TASK INSTRUCTIONS -
Collect all lines below with the string "true".

-- START RECORDS SHOWN --

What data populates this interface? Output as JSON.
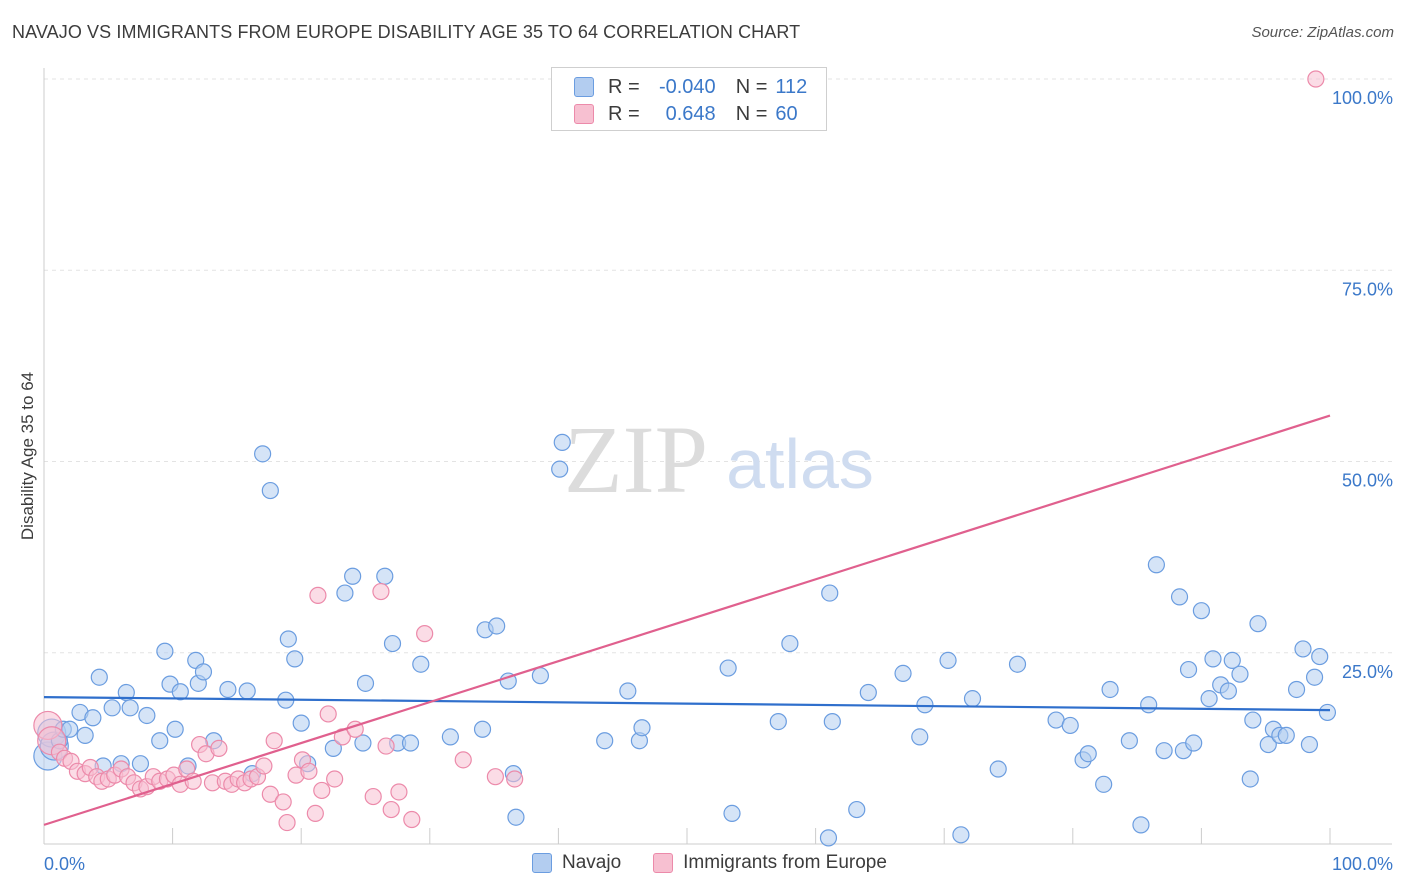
{
  "title": "NAVAJO VS IMMIGRANTS FROM EUROPE DISABILITY AGE 35 TO 64 CORRELATION CHART",
  "source": "Source: ZipAtlas.com",
  "watermark": {
    "zip": "ZIP",
    "atlas": "atlas"
  },
  "legend": {
    "r_label": "R =",
    "n_label": "N =",
    "navajo": {
      "r": "-0.040",
      "n": "112"
    },
    "europe": {
      "r": "0.648",
      "n": "60"
    }
  },
  "bottom_legend": {
    "navajo": "Navajo",
    "europe": "Immigrants from Europe"
  },
  "colors": {
    "navajo_fill": "#b3cdf0",
    "navajo_stroke": "#6b9de0",
    "navajo_line": "#2f6fcc",
    "europe_fill": "#f7c0d1",
    "europe_stroke": "#ec8aaa",
    "europe_line": "#e0608e",
    "axis_text": "#3b78c9"
  },
  "chart_data": {
    "type": "scatter",
    "title": "NAVAJO VS IMMIGRANTS FROM EUROPE DISABILITY AGE 35 TO 64 CORRELATION CHART",
    "xlabel": "",
    "ylabel": "Disability Age 35 to 64",
    "xlim": [
      0,
      100
    ],
    "ylim": [
      0,
      100
    ],
    "x_tick_labels": [
      "0.0%",
      "100.0%"
    ],
    "y_tick_labels": [
      "25.0%",
      "50.0%",
      "75.0%",
      "100.0%"
    ],
    "y_ticks": [
      25,
      50,
      75,
      100
    ],
    "grid": true,
    "series": [
      {
        "name": "Navajo",
        "r": -0.04,
        "n": 112,
        "trend": {
          "x": [
            0,
            100
          ],
          "y": [
            19.2,
            17.5
          ]
        },
        "points": [
          [
            0.3,
            11.5
          ],
          [
            0.6,
            14.5
          ],
          [
            0.8,
            12.8
          ],
          [
            1.2,
            13.5
          ],
          [
            1.5,
            15.0
          ],
          [
            2.0,
            15.0
          ],
          [
            2.8,
            17.2
          ],
          [
            3.2,
            14.2
          ],
          [
            3.8,
            16.5
          ],
          [
            4.3,
            21.8
          ],
          [
            4.6,
            10.2
          ],
          [
            5.3,
            17.8
          ],
          [
            6.0,
            10.5
          ],
          [
            6.4,
            19.8
          ],
          [
            6.7,
            17.8
          ],
          [
            7.5,
            10.5
          ],
          [
            8.0,
            16.8
          ],
          [
            9.0,
            13.5
          ],
          [
            9.4,
            25.2
          ],
          [
            9.8,
            20.9
          ],
          [
            10.2,
            15.0
          ],
          [
            10.6,
            19.9
          ],
          [
            11.2,
            10.2
          ],
          [
            11.8,
            24.0
          ],
          [
            12.0,
            21.0
          ],
          [
            12.4,
            22.5
          ],
          [
            13.2,
            13.5
          ],
          [
            14.3,
            20.2
          ],
          [
            15.8,
            20.0
          ],
          [
            16.2,
            9.2
          ],
          [
            17.0,
            51.0
          ],
          [
            17.6,
            46.2
          ],
          [
            18.8,
            18.8
          ],
          [
            19.0,
            26.8
          ],
          [
            19.5,
            24.2
          ],
          [
            20.0,
            15.8
          ],
          [
            20.5,
            10.5
          ],
          [
            22.5,
            12.5
          ],
          [
            23.4,
            32.8
          ],
          [
            24.0,
            35.0
          ],
          [
            24.8,
            13.2
          ],
          [
            25.0,
            21.0
          ],
          [
            26.5,
            35.0
          ],
          [
            27.1,
            26.2
          ],
          [
            27.5,
            13.2
          ],
          [
            28.5,
            13.2
          ],
          [
            29.3,
            23.5
          ],
          [
            31.6,
            14.0
          ],
          [
            34.1,
            15.0
          ],
          [
            34.3,
            28.0
          ],
          [
            35.2,
            28.5
          ],
          [
            36.1,
            21.3
          ],
          [
            36.5,
            9.2
          ],
          [
            36.7,
            3.5
          ],
          [
            38.6,
            22.0
          ],
          [
            40.3,
            52.5
          ],
          [
            40.1,
            49.0
          ],
          [
            43.6,
            13.5
          ],
          [
            45.4,
            20.0
          ],
          [
            46.3,
            13.5
          ],
          [
            46.5,
            15.2
          ],
          [
            53.2,
            23.0
          ],
          [
            53.5,
            4.0
          ],
          [
            57.1,
            16.0
          ],
          [
            58.0,
            26.2
          ],
          [
            61.0,
            0.8
          ],
          [
            61.1,
            32.8
          ],
          [
            61.3,
            16.0
          ],
          [
            63.2,
            4.5
          ],
          [
            64.1,
            19.8
          ],
          [
            66.8,
            22.3
          ],
          [
            68.1,
            14.0
          ],
          [
            68.5,
            18.2
          ],
          [
            70.3,
            24.0
          ],
          [
            71.3,
            1.2
          ],
          [
            72.2,
            19.0
          ],
          [
            74.2,
            9.8
          ],
          [
            75.7,
            23.5
          ],
          [
            78.7,
            16.2
          ],
          [
            79.8,
            15.5
          ],
          [
            80.8,
            11.0
          ],
          [
            81.2,
            11.8
          ],
          [
            82.4,
            7.8
          ],
          [
            82.9,
            20.2
          ],
          [
            84.4,
            13.5
          ],
          [
            85.3,
            2.5
          ],
          [
            85.9,
            18.2
          ],
          [
            86.5,
            36.5
          ],
          [
            87.1,
            12.2
          ],
          [
            88.3,
            32.3
          ],
          [
            88.6,
            12.2
          ],
          [
            89.0,
            22.8
          ],
          [
            89.4,
            13.2
          ],
          [
            90.0,
            30.5
          ],
          [
            90.6,
            19.0
          ],
          [
            90.9,
            24.2
          ],
          [
            91.5,
            20.8
          ],
          [
            92.1,
            20.0
          ],
          [
            92.4,
            24.0
          ],
          [
            93.0,
            22.2
          ],
          [
            93.8,
            8.5
          ],
          [
            94.0,
            16.2
          ],
          [
            94.4,
            28.8
          ],
          [
            95.2,
            13.0
          ],
          [
            95.6,
            15.0
          ],
          [
            96.1,
            14.2
          ],
          [
            96.6,
            14.2
          ],
          [
            97.4,
            20.2
          ],
          [
            97.9,
            25.5
          ],
          [
            98.4,
            13.0
          ],
          [
            98.8,
            21.8
          ],
          [
            99.2,
            24.5
          ],
          [
            99.8,
            17.2
          ]
        ]
      },
      {
        "name": "Immigrants from Europe",
        "r": 0.648,
        "n": 60,
        "trend": {
          "x": [
            0,
            100
          ],
          "y": [
            2.5,
            56.0
          ]
        },
        "points": [
          [
            0.3,
            15.5
          ],
          [
            0.6,
            13.5
          ],
          [
            1.2,
            12.0
          ],
          [
            1.6,
            11.2
          ],
          [
            2.1,
            10.8
          ],
          [
            2.6,
            9.5
          ],
          [
            3.2,
            9.2
          ],
          [
            3.6,
            10.0
          ],
          [
            4.1,
            8.8
          ],
          [
            4.5,
            8.2
          ],
          [
            5.0,
            8.5
          ],
          [
            5.5,
            9.0
          ],
          [
            6.0,
            9.8
          ],
          [
            6.5,
            8.8
          ],
          [
            7.0,
            8.0
          ],
          [
            7.5,
            7.2
          ],
          [
            8.0,
            7.5
          ],
          [
            8.5,
            8.8
          ],
          [
            9.0,
            8.2
          ],
          [
            9.6,
            8.5
          ],
          [
            10.1,
            9.0
          ],
          [
            10.6,
            7.8
          ],
          [
            11.1,
            9.8
          ],
          [
            11.6,
            8.2
          ],
          [
            12.1,
            13.0
          ],
          [
            12.6,
            11.8
          ],
          [
            13.1,
            8.0
          ],
          [
            13.6,
            12.5
          ],
          [
            14.1,
            8.2
          ],
          [
            14.6,
            7.8
          ],
          [
            15.1,
            8.5
          ],
          [
            15.6,
            8.0
          ],
          [
            16.1,
            8.5
          ],
          [
            16.6,
            8.8
          ],
          [
            17.1,
            10.2
          ],
          [
            17.6,
            6.5
          ],
          [
            17.9,
            13.5
          ],
          [
            18.6,
            5.5
          ],
          [
            18.9,
            2.8
          ],
          [
            19.6,
            9.0
          ],
          [
            20.1,
            11.0
          ],
          [
            20.6,
            9.5
          ],
          [
            21.1,
            4.0
          ],
          [
            21.6,
            7.0
          ],
          [
            22.1,
            17.0
          ],
          [
            22.6,
            8.5
          ],
          [
            23.2,
            14.0
          ],
          [
            24.2,
            15.0
          ],
          [
            25.6,
            6.2
          ],
          [
            26.6,
            12.8
          ],
          [
            27.0,
            4.5
          ],
          [
            27.6,
            6.8
          ],
          [
            28.6,
            3.2
          ],
          [
            29.6,
            27.5
          ],
          [
            32.6,
            11.0
          ],
          [
            35.1,
            8.8
          ],
          [
            36.6,
            8.5
          ],
          [
            21.3,
            32.5
          ],
          [
            26.2,
            33.0
          ],
          [
            98.9,
            100.0
          ]
        ]
      }
    ]
  }
}
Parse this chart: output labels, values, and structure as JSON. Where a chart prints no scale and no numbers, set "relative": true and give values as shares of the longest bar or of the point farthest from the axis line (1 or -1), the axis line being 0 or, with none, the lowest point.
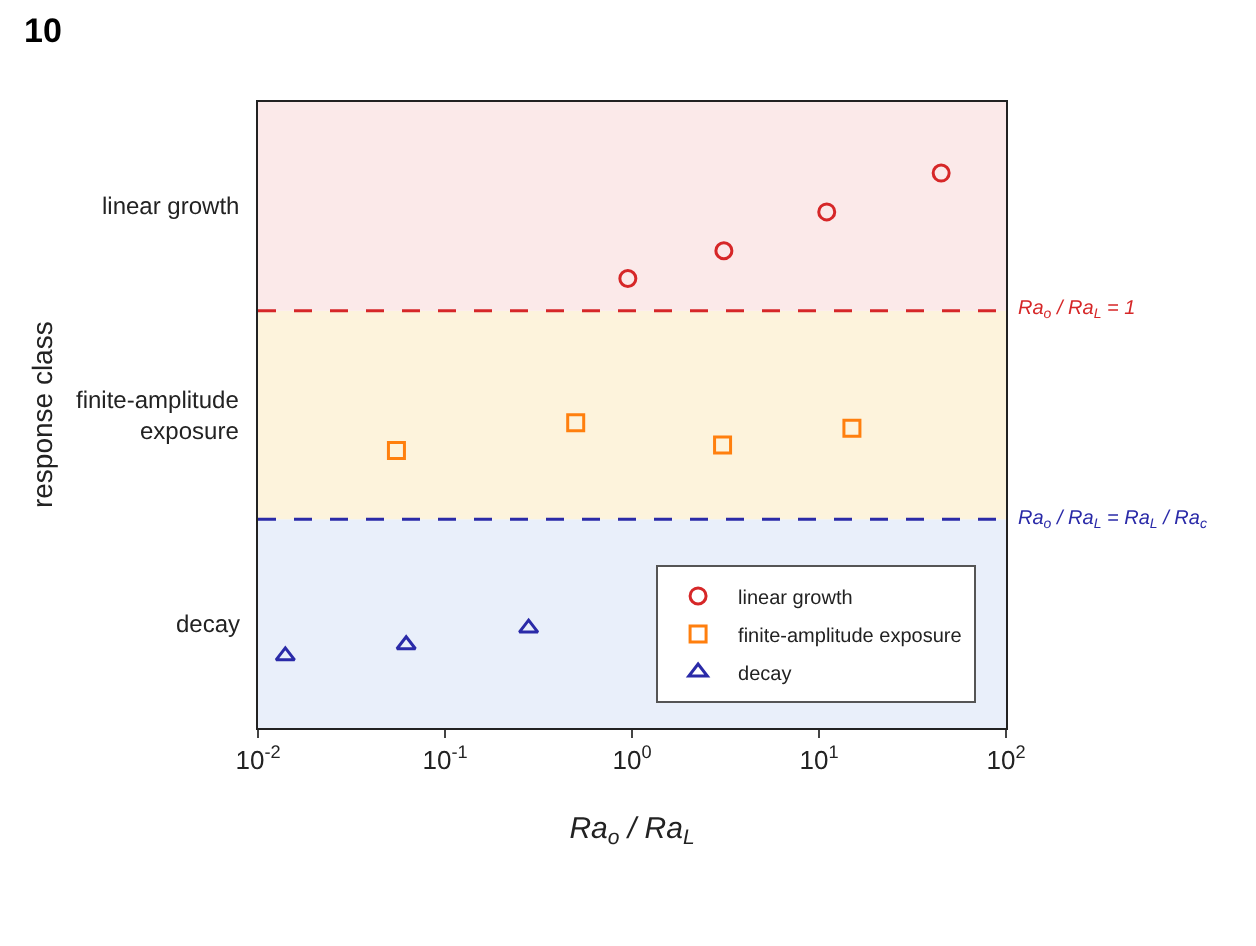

-- END RECORDS SHOWN --

ANSWER TO THE TASK -
    "grid": true,
Parse this chart: output labels, values, and structure as JSON. Where a chart prints no scale and no numbers, set "relative": true and give values as shares of the longest bar or of the point farthest from the axis line (1 or -1), the axis line being 0 or, with none, the lowest point.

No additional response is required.